**Records from a data source**
= = =

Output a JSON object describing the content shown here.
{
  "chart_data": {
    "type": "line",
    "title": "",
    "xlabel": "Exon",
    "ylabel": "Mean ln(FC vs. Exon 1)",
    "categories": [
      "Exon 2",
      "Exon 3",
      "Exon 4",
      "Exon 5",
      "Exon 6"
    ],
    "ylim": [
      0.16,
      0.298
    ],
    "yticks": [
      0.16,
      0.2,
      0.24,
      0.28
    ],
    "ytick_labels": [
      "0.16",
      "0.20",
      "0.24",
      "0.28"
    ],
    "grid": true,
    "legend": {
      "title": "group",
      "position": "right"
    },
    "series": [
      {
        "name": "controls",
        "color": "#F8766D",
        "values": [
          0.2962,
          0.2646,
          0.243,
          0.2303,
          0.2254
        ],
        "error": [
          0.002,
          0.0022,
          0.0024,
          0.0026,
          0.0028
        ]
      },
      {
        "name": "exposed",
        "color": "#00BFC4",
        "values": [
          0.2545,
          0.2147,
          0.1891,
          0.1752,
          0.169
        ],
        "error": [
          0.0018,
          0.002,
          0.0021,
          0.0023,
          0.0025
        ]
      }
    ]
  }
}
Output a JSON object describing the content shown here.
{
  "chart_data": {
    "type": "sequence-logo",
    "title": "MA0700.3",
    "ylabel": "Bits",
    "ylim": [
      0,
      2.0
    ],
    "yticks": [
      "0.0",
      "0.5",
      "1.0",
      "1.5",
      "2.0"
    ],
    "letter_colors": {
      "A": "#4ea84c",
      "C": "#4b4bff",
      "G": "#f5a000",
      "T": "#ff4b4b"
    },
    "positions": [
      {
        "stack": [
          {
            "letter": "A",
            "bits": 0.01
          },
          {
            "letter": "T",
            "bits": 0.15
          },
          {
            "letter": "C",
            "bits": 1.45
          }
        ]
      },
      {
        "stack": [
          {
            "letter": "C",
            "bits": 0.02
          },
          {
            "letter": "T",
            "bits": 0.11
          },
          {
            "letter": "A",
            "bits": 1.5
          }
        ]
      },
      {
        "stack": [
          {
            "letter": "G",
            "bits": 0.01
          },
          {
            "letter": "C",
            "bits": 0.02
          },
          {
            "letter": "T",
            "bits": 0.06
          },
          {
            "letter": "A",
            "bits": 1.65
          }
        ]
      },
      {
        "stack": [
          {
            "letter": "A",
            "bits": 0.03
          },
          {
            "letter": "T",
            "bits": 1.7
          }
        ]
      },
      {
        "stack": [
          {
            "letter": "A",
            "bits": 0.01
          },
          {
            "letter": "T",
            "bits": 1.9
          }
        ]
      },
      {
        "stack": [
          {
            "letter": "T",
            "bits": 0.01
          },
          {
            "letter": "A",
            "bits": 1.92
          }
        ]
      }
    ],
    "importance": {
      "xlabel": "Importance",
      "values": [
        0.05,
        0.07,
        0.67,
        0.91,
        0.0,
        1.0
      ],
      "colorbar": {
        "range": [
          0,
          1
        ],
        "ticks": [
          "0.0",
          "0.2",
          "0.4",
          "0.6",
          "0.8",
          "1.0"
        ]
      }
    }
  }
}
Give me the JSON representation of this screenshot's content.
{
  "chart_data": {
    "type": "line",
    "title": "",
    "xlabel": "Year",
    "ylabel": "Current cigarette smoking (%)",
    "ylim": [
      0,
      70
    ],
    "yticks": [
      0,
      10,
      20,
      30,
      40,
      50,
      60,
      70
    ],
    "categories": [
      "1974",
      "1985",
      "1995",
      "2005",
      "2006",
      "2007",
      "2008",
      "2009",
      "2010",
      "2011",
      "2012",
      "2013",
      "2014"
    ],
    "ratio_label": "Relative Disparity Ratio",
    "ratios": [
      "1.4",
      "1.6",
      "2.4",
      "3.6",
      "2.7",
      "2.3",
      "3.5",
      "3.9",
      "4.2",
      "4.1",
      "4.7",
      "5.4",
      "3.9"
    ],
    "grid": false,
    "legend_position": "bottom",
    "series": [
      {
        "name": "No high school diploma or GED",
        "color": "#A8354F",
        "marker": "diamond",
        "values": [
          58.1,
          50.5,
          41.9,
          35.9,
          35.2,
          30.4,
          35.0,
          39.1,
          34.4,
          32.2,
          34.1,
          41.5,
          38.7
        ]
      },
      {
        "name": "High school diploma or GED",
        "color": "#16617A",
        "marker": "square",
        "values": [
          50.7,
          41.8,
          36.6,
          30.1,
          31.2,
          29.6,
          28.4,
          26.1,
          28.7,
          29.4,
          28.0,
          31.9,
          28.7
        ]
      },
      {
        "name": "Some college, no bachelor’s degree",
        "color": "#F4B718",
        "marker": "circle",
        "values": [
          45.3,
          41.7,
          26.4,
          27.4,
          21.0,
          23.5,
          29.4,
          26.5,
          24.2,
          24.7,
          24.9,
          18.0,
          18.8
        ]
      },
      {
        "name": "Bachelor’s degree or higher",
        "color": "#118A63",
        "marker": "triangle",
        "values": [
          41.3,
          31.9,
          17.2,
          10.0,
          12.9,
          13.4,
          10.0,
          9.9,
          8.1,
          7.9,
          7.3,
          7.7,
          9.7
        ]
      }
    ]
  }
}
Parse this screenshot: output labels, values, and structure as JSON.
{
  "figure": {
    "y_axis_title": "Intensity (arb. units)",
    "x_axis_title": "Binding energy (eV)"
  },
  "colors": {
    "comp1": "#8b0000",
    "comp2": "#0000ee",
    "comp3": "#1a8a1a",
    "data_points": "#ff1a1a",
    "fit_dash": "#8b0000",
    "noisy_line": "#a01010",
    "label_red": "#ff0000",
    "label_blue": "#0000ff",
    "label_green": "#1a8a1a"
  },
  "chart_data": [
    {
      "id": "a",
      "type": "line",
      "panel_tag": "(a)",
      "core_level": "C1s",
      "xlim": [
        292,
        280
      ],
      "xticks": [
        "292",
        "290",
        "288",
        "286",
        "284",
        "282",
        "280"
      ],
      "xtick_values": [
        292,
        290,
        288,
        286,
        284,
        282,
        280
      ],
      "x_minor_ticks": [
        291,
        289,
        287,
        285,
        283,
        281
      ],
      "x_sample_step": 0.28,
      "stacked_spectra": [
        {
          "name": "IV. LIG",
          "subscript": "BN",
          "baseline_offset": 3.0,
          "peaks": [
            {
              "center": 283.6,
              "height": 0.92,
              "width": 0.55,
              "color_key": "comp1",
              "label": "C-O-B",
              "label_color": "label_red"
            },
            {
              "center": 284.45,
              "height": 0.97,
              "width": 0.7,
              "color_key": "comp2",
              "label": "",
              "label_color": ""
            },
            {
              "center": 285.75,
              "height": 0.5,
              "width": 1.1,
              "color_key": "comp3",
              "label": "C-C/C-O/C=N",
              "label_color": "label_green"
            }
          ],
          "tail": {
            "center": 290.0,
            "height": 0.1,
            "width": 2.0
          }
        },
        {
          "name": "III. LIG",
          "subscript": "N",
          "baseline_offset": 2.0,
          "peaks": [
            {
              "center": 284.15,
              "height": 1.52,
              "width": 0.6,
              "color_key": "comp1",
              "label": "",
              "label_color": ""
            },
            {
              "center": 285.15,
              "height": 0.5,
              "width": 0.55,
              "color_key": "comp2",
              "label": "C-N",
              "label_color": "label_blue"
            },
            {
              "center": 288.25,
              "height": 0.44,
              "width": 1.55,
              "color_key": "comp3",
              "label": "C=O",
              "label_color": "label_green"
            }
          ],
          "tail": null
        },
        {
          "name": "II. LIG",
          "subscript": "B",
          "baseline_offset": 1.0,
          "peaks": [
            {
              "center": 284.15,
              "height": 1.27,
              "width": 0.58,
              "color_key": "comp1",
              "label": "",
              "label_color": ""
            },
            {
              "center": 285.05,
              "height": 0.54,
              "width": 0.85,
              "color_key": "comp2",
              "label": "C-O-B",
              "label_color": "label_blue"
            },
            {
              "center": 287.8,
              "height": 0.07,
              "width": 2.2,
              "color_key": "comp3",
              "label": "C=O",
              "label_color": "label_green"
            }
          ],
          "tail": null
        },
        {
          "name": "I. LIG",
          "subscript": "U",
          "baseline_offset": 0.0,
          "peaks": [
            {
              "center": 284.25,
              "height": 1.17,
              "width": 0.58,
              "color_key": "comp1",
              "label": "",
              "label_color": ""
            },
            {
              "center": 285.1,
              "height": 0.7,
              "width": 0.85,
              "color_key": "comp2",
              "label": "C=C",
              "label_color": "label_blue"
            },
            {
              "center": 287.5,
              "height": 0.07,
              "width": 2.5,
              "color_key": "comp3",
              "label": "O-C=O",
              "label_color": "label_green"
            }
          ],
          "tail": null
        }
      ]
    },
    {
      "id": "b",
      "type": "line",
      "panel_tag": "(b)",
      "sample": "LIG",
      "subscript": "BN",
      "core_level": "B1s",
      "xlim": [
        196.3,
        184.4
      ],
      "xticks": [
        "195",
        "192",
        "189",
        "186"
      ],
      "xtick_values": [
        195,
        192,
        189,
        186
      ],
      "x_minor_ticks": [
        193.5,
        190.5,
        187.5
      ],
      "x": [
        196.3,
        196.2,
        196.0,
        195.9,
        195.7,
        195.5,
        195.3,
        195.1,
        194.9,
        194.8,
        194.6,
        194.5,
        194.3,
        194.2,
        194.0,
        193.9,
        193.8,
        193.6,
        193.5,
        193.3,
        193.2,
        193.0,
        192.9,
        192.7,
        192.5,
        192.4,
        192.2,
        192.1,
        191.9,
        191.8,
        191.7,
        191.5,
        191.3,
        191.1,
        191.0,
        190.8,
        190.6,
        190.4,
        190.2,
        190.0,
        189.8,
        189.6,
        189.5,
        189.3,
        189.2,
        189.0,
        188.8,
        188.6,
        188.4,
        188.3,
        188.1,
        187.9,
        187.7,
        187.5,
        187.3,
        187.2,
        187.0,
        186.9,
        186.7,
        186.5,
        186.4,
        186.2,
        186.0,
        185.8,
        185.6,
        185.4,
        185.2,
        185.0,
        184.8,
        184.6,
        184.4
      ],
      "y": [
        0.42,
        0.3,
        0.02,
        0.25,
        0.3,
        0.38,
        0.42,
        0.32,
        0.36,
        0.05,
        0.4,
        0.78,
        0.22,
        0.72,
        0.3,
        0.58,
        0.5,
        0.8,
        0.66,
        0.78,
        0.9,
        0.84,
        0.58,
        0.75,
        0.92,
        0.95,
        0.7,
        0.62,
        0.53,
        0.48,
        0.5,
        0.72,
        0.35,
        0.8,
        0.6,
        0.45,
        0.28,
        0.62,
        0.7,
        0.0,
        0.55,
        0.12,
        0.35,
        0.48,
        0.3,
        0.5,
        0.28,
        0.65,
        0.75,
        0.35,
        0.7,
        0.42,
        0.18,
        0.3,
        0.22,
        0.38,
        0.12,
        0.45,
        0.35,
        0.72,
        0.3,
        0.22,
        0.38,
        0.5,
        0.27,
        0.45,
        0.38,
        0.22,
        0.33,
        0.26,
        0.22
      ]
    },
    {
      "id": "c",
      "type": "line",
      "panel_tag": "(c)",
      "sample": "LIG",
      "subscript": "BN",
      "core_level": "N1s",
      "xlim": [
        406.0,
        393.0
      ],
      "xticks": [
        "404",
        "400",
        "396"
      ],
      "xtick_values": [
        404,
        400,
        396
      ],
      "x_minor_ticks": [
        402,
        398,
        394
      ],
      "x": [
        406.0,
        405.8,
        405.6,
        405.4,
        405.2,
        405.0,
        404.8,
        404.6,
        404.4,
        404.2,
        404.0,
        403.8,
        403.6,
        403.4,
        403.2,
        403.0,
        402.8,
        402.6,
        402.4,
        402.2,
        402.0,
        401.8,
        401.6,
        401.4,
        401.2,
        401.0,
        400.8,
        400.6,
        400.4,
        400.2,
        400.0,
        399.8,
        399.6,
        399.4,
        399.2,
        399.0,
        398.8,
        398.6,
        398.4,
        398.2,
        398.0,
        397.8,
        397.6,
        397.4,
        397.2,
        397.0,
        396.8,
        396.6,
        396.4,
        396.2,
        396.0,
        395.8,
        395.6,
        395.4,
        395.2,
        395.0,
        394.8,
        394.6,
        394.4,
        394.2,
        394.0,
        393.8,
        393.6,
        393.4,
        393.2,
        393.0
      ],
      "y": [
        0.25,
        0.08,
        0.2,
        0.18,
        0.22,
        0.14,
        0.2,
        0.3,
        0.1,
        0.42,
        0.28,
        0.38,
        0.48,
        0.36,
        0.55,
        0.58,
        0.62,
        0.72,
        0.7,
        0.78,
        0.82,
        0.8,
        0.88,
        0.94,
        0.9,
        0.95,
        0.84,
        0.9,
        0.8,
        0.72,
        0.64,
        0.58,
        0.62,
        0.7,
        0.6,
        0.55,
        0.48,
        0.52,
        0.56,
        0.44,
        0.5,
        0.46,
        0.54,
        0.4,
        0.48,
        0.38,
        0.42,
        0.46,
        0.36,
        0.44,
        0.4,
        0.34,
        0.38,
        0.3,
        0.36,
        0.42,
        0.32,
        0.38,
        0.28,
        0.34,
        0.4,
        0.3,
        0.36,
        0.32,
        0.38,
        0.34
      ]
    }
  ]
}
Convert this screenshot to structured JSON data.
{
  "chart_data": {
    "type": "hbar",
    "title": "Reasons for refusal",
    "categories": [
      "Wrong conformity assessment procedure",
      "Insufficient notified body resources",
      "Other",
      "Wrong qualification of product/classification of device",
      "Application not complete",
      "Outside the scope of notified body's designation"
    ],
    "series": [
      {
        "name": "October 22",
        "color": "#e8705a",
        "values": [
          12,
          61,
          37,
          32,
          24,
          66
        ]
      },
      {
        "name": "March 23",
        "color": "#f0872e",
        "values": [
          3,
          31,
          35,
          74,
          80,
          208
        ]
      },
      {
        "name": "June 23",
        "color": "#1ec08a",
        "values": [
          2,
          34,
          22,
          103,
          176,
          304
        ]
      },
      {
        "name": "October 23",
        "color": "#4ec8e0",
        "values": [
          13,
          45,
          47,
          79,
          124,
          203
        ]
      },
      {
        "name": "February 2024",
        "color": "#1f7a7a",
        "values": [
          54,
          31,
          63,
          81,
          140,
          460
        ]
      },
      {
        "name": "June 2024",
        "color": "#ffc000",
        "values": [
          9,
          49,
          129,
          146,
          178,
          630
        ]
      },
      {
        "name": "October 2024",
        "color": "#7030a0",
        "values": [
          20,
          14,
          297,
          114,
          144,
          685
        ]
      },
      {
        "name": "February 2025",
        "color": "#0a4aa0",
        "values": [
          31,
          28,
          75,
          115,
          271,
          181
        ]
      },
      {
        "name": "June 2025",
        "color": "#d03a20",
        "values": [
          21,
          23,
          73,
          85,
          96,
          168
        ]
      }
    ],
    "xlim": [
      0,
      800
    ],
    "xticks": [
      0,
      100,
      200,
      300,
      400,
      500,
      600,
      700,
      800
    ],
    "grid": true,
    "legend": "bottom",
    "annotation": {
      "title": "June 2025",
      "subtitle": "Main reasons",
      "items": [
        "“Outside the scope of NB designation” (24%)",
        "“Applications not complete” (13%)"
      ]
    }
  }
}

= = =

**WHAT TO WORK ON**
Search the data for the word "subscript" and copy each line where it appears.

**EXERCISE RESULT**
          "subscript": "BN",
          "subscript": "N",
          "subscript": "B",
          "subscript": "U",
      "subscript": "BN",
      "subscript": "BN",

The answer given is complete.